* Written task
Could you write out the records below exactly as they appear?

* Start *

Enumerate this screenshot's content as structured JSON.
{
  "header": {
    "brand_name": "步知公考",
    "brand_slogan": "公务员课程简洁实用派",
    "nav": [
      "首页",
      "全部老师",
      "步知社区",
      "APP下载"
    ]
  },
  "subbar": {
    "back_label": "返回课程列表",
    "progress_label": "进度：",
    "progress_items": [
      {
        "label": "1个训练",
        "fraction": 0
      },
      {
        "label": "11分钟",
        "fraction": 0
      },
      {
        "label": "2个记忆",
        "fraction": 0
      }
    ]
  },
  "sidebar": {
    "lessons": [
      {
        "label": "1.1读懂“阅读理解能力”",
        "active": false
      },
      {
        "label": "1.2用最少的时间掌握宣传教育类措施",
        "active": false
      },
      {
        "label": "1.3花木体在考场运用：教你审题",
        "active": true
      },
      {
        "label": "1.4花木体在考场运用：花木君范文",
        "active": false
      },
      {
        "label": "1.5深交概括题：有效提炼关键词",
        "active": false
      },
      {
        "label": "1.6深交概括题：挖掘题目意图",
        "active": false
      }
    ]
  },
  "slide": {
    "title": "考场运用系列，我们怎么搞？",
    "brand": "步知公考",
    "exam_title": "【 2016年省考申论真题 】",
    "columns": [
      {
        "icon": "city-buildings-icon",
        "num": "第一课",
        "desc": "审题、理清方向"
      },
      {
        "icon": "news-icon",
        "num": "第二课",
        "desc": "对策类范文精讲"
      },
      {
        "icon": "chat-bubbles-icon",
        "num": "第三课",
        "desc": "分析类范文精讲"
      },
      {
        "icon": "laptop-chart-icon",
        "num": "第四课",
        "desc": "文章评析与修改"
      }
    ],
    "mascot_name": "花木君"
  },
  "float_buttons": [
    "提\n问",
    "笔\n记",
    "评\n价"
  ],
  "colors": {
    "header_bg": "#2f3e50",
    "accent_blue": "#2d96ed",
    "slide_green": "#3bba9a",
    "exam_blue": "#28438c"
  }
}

* End *

* Reply to the task
Enumerate this screenshot's content as structured JSON.
{
  "header": {
    "brand_name": "步知公考",
    "brand_slogan": "公务员课程简洁实用派",
    "nav": [
      "首页",
      "全部老师",
      "步知社区",
      "APP下载"
    ]
  },
  "subbar": {
    "back_label": "返回课程列表",
    "progress_label": "进度：",
    "progress_items": [
      {
        "label": "1个训练",
        "fraction": 0
      },
      {
        "label": "11分钟",
        "fraction": 0
      },
      {
        "label": "2个记忆",
        "fraction": 0
      }
    ]
  },
  "sidebar": {
    "lessons": [
      {
        "label": "1.1读懂“阅读理解能力”",
        "active": false
      },
      {
        "label": "1.2用最少的时间掌握宣传教育类措施",
        "active": false
      },
      {
        "label": "1.3花木体在考场运用：教你审题",
        "active": true
      },
      {
        "label": "1.4花木体在考场运用：花木君范文",
        "active": false
      },
      {
        "label": "1.5深交概括题：有效提炼关键词",
        "active": false
      },
      {
        "label": "1.6深交概括题：挖掘题目意图",
        "active": false
      }
    ]
  },
  "slide": {
    "title": "考场运用系列，我们怎么搞？",
    "brand": "步知公考",
    "exam_title": "【 2016年省考申论真题 】",
    "columns": [
      {
        "icon": "city-buildings-icon",
        "num": "第一课",
        "desc": "审题、理清方向"
      },
      {
        "icon": "news-icon",
        "num": "第二课",
        "desc": "对策类范文精讲"
      },
      {
        "icon": "chat-bubbles-icon",
        "num": "第三课",
        "desc": "分析类范文精讲"
      },
      {
        "icon": "laptop-chart-icon",
        "num": "第四课",
        "desc": "文章评析与修改"
      }
    ],
    "mascot_name": "花木君"
  },
  "float_buttons": [
    "提\n问",
    "笔\n记",
    "评\n价"
  ],
  "colors": {
    "header_bg": "#2f3e50",
    "accent_blue": "#2d96ed",
    "slide_green": "#3bba9a",
    "exam_blue": "#28438c"
  }
}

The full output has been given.